[Figure record extracts]
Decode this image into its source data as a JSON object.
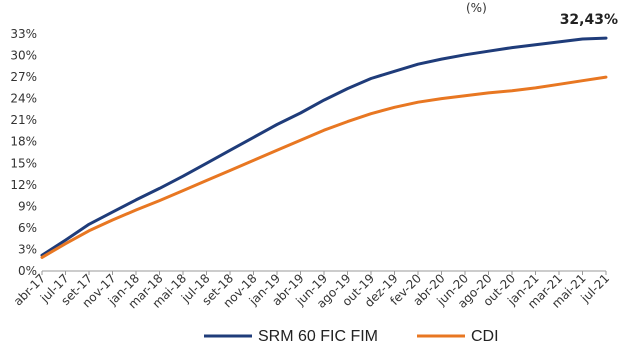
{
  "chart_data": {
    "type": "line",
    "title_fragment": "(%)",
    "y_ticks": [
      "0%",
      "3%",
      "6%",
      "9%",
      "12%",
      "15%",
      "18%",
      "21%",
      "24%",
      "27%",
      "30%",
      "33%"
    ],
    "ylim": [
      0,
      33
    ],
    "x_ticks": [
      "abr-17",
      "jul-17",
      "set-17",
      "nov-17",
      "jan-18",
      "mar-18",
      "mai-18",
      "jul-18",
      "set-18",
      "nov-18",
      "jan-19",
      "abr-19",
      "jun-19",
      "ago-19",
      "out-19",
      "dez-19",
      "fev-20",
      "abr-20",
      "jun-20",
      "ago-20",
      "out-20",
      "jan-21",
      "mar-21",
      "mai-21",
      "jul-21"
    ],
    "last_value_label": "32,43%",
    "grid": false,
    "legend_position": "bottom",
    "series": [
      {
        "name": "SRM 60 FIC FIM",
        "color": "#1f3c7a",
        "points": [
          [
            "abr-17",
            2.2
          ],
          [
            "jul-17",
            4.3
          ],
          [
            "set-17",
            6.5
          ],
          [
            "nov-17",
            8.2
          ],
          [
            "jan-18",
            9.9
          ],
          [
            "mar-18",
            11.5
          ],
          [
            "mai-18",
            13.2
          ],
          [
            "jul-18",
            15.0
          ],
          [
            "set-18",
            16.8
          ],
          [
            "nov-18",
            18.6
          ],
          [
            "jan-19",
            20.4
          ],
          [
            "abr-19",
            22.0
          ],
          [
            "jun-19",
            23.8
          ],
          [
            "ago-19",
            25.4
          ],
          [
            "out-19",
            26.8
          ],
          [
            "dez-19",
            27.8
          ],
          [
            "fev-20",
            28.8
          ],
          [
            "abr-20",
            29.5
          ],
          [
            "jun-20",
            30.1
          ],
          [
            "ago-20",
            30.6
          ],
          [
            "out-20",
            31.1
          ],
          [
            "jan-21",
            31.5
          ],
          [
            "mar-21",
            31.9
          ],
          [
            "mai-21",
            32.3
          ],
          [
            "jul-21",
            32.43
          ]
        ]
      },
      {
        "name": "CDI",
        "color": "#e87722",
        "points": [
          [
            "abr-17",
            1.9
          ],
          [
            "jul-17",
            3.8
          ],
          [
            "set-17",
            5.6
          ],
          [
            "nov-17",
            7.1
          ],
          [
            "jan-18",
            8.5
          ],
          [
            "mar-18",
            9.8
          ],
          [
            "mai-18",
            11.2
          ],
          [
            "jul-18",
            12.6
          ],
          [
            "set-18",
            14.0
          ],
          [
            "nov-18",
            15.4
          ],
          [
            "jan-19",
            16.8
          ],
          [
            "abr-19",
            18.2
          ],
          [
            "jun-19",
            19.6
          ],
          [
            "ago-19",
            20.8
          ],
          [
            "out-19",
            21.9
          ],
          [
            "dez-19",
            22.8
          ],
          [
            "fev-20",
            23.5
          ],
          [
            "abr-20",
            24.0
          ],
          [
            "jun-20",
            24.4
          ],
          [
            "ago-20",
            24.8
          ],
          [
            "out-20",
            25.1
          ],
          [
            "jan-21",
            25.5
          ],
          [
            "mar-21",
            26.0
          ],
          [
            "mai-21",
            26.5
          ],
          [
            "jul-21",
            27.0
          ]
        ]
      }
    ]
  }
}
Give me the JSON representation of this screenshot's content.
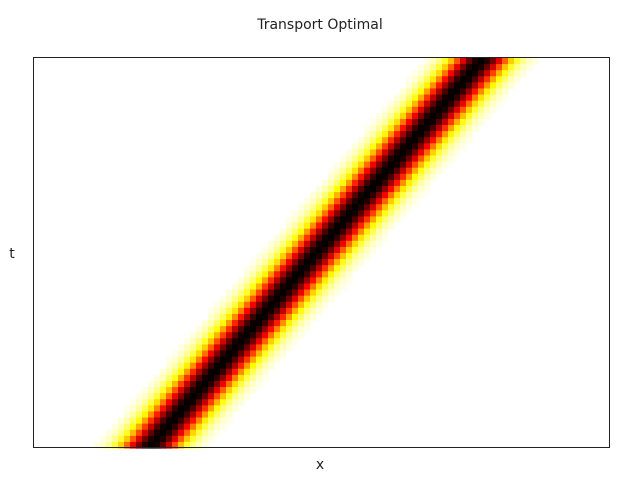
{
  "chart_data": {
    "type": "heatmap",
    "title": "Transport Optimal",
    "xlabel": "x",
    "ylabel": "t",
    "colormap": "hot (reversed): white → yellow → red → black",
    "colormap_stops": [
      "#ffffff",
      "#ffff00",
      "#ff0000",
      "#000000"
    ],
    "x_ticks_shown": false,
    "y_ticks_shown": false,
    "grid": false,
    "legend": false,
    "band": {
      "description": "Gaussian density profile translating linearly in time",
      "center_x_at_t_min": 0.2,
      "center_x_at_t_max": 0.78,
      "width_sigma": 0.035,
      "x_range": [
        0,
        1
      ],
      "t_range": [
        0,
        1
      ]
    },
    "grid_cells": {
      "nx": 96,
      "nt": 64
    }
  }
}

YOUR GOAL: Transcribe exactly the portion of the material above that runs from the line containing "Give me the" through its last line, omitting all pictures.

WRITTEN REPLY:
Give me the JSON representation of this screenshot's content.
{
  "chart_data": {
    "type": "heatmap",
    "title": "Transport Optimal",
    "xlabel": "x",
    "ylabel": "t",
    "colormap": "hot (reversed): white → yellow → red → black",
    "colormap_stops": [
      "#ffffff",
      "#ffff00",
      "#ff0000",
      "#000000"
    ],
    "x_ticks_shown": false,
    "y_ticks_shown": false,
    "grid": false,
    "legend": false,
    "band": {
      "description": "Gaussian density profile translating linearly in time",
      "center_x_at_t_min": 0.2,
      "center_x_at_t_max": 0.78,
      "width_sigma": 0.035,
      "x_range": [
        0,
        1
      ],
      "t_range": [
        0,
        1
      ]
    },
    "grid_cells": {
      "nx": 96,
      "nt": 64
    }
  }
}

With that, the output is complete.